-- BEGIN Supplied data --
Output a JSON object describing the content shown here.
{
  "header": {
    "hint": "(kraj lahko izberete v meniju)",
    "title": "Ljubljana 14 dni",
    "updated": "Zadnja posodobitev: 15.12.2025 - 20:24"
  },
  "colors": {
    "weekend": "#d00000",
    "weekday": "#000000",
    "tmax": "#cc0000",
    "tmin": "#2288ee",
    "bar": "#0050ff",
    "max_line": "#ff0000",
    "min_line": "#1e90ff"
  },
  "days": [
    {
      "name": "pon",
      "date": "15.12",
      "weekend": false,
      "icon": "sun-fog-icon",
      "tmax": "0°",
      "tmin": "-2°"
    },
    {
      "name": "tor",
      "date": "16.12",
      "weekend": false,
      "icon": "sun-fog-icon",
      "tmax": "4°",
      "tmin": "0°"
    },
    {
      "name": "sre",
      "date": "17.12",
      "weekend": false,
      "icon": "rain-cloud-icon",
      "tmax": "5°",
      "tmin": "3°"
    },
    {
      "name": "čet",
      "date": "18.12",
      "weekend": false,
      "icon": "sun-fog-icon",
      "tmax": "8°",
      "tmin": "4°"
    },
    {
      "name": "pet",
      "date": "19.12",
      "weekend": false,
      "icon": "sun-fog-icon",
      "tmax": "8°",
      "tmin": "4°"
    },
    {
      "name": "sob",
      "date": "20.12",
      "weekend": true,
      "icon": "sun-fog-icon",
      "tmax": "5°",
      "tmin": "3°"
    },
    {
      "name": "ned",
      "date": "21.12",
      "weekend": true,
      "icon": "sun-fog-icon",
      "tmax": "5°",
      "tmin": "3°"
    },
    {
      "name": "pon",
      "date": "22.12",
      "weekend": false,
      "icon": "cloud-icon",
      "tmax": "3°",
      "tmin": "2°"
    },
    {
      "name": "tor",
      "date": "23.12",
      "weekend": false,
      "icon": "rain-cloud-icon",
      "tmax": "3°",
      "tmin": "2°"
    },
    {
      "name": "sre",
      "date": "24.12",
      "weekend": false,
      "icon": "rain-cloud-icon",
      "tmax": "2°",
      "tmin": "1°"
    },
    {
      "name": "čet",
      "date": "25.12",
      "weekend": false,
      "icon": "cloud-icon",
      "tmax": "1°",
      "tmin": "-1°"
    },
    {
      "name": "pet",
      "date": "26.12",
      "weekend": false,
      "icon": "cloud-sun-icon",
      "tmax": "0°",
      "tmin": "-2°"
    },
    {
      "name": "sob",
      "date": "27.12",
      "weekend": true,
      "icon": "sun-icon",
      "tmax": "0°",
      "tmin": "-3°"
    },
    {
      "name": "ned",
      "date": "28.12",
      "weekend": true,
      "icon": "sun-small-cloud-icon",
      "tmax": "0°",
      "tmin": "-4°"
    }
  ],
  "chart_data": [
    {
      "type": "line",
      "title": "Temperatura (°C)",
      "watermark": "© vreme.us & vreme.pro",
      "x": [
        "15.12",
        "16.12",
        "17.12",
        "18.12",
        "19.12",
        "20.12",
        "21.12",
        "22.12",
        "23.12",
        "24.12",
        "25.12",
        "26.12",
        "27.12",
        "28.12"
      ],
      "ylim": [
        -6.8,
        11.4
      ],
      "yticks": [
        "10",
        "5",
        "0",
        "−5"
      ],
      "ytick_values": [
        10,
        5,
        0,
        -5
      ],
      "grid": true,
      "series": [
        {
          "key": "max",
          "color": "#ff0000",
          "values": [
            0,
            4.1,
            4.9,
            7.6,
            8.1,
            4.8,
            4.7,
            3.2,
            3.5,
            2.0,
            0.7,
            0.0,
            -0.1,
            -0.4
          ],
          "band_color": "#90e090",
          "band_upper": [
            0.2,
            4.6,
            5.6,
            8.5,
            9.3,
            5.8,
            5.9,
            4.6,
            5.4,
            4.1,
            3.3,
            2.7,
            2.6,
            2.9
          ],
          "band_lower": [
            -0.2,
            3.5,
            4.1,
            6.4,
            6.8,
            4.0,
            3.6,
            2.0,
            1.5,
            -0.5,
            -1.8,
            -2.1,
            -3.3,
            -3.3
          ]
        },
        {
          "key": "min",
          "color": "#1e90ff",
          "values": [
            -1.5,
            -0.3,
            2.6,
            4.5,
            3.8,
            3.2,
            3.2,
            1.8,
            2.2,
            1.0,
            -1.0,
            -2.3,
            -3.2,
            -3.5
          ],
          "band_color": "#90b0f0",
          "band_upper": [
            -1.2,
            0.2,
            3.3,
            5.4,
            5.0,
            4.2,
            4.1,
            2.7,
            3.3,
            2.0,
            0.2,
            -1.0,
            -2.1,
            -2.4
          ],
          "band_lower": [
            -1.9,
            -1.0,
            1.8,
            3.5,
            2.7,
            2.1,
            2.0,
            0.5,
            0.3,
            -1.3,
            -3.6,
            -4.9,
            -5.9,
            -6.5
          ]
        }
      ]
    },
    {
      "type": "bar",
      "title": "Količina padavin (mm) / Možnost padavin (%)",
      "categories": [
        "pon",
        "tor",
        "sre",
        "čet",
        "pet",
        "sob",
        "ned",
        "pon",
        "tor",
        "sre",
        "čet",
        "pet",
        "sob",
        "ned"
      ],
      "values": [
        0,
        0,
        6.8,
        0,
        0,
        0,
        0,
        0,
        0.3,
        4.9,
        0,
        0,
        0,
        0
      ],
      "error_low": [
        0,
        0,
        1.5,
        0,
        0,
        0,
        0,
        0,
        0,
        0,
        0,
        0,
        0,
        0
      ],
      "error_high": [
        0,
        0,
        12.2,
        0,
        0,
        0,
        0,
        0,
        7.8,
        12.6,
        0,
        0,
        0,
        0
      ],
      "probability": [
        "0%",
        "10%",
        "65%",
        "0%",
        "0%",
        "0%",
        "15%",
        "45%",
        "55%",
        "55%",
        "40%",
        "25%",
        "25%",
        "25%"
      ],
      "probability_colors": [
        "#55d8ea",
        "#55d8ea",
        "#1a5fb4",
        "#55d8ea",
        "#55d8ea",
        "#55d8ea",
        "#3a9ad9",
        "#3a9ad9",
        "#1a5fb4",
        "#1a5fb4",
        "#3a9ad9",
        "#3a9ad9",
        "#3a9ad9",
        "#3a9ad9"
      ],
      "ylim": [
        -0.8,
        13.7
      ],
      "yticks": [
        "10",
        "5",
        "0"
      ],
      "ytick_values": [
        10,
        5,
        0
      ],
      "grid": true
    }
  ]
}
-- END Supplied data --
Exercise task
Return every record above exactly as it appears.

Solution to the problem
Output a JSON object describing the content shown here.
{
  "header": {
    "hint": "(kraj lahko izberete v meniju)",
    "title": "Ljubljana 14 dni",
    "updated": "Zadnja posodobitev: 15.12.2025 - 20:24"
  },
  "colors": {
    "weekend": "#d00000",
    "weekday": "#000000",
    "tmax": "#cc0000",
    "tmin": "#2288ee",
    "bar": "#0050ff",
    "max_line": "#ff0000",
    "min_line": "#1e90ff"
  },
  "days": [
    {
      "name": "pon",
      "date": "15.12",
      "weekend": false,
      "icon": "sun-fog-icon",
      "tmax": "0°",
      "tmin": "-2°"
    },
    {
      "name": "tor",
      "date": "16.12",
      "weekend": false,
      "icon": "sun-fog-icon",
      "tmax": "4°",
      "tmin": "0°"
    },
    {
      "name": "sre",
      "date": "17.12",
      "weekend": false,
      "icon": "rain-cloud-icon",
      "tmax": "5°",
      "tmin": "3°"
    },
    {
      "name": "čet",
      "date": "18.12",
      "weekend": false,
      "icon": "sun-fog-icon",
      "tmax": "8°",
      "tmin": "4°"
    },
    {
      "name": "pet",
      "date": "19.12",
      "weekend": false,
      "icon": "sun-fog-icon",
      "tmax": "8°",
      "tmin": "4°"
    },
    {
      "name": "sob",
      "date": "20.12",
      "weekend": true,
      "icon": "sun-fog-icon",
      "tmax": "5°",
      "tmin": "3°"
    },
    {
      "name": "ned",
      "date": "21.12",
      "weekend": true,
      "icon": "sun-fog-icon",
      "tmax": "5°",
      "tmin": "3°"
    },
    {
      "name": "pon",
      "date": "22.12",
      "weekend": false,
      "icon": "cloud-icon",
      "tmax": "3°",
      "tmin": "2°"
    },
    {
      "name": "tor",
      "date": "23.12",
      "weekend": false,
      "icon": "rain-cloud-icon",
      "tmax": "3°",
      "tmin": "2°"
    },
    {
      "name": "sre",
      "date": "24.12",
      "weekend": false,
      "icon": "rain-cloud-icon",
      "tmax": "2°",
      "tmin": "1°"
    },
    {
      "name": "čet",
      "date": "25.12",
      "weekend": false,
      "icon": "cloud-icon",
      "tmax": "1°",
      "tmin": "-1°"
    },
    {
      "name": "pet",
      "date": "26.12",
      "weekend": false,
      "icon": "cloud-sun-icon",
      "tmax": "0°",
      "tmin": "-2°"
    },
    {
      "name": "sob",
      "date": "27.12",
      "weekend": true,
      "icon": "sun-icon",
      "tmax": "0°",
      "tmin": "-3°"
    },
    {
      "name": "ned",
      "date": "28.12",
      "weekend": true,
      "icon": "sun-small-cloud-icon",
      "tmax": "0°",
      "tmin": "-4°"
    }
  ],
  "chart_data": [
    {
      "type": "line",
      "title": "Temperatura (°C)",
      "watermark": "© vreme.us & vreme.pro",
      "x": [
        "15.12",
        "16.12",
        "17.12",
        "18.12",
        "19.12",
        "20.12",
        "21.12",
        "22.12",
        "23.12",
        "24.12",
        "25.12",
        "26.12",
        "27.12",
        "28.12"
      ],
      "ylim": [
        -6.8,
        11.4
      ],
      "yticks": [
        "10",
        "5",
        "0",
        "−5"
      ],
      "ytick_values": [
        10,
        5,
        0,
        -5
      ],
      "grid": true,
      "series": [
        {
          "key": "max",
          "color": "#ff0000",
          "values": [
            0,
            4.1,
            4.9,
            7.6,
            8.1,
            4.8,
            4.7,
            3.2,
            3.5,
            2.0,
            0.7,
            0.0,
            -0.1,
            -0.4
          ],
          "band_color": "#90e090",
          "band_upper": [
            0.2,
            4.6,
            5.6,
            8.5,
            9.3,
            5.8,
            5.9,
            4.6,
            5.4,
            4.1,
            3.3,
            2.7,
            2.6,
            2.9
          ],
          "band_lower": [
            -0.2,
            3.5,
            4.1,
            6.4,
            6.8,
            4.0,
            3.6,
            2.0,
            1.5,
            -0.5,
            -1.8,
            -2.1,
            -3.3,
            -3.3
          ]
        },
        {
          "key": "min",
          "color": "#1e90ff",
          "values": [
            -1.5,
            -0.3,
            2.6,
            4.5,
            3.8,
            3.2,
            3.2,
            1.8,
            2.2,
            1.0,
            -1.0,
            -2.3,
            -3.2,
            -3.5
          ],
          "band_color": "#90b0f0",
          "band_upper": [
            -1.2,
            0.2,
            3.3,
            5.4,
            5.0,
            4.2,
            4.1,
            2.7,
            3.3,
            2.0,
            0.2,
            -1.0,
            -2.1,
            -2.4
          ],
          "band_lower": [
            -1.9,
            -1.0,
            1.8,
            3.5,
            2.7,
            2.1,
            2.0,
            0.5,
            0.3,
            -1.3,
            -3.6,
            -4.9,
            -5.9,
            -6.5
          ]
        }
      ]
    },
    {
      "type": "bar",
      "title": "Količina padavin (mm) / Možnost padavin (%)",
      "categories": [
        "pon",
        "tor",
        "sre",
        "čet",
        "pet",
        "sob",
        "ned",
        "pon",
        "tor",
        "sre",
        "čet",
        "pet",
        "sob",
        "ned"
      ],
      "values": [
        0,
        0,
        6.8,
        0,
        0,
        0,
        0,
        0,
        0.3,
        4.9,
        0,
        0,
        0,
        0
      ],
      "error_low": [
        0,
        0,
        1.5,
        0,
        0,
        0,
        0,
        0,
        0,
        0,
        0,
        0,
        0,
        0
      ],
      "error_high": [
        0,
        0,
        12.2,
        0,
        0,
        0,
        0,
        0,
        7.8,
        12.6,
        0,
        0,
        0,
        0
      ],
      "probability": [
        "0%",
        "10%",
        "65%",
        "0%",
        "0%",
        "0%",
        "15%",
        "45%",
        "55%",
        "55%",
        "40%",
        "25%",
        "25%",
        "25%"
      ],
      "probability_colors": [
        "#55d8ea",
        "#55d8ea",
        "#1a5fb4",
        "#55d8ea",
        "#55d8ea",
        "#55d8ea",
        "#3a9ad9",
        "#3a9ad9",
        "#1a5fb4",
        "#1a5fb4",
        "#3a9ad9",
        "#3a9ad9",
        "#3a9ad9",
        "#3a9ad9"
      ],
      "ylim": [
        -0.8,
        13.7
      ],
      "yticks": [
        "10",
        "5",
        "0"
      ],
      "ytick_values": [
        10,
        5,
        0
      ],
      "grid": true
    }
  ]
}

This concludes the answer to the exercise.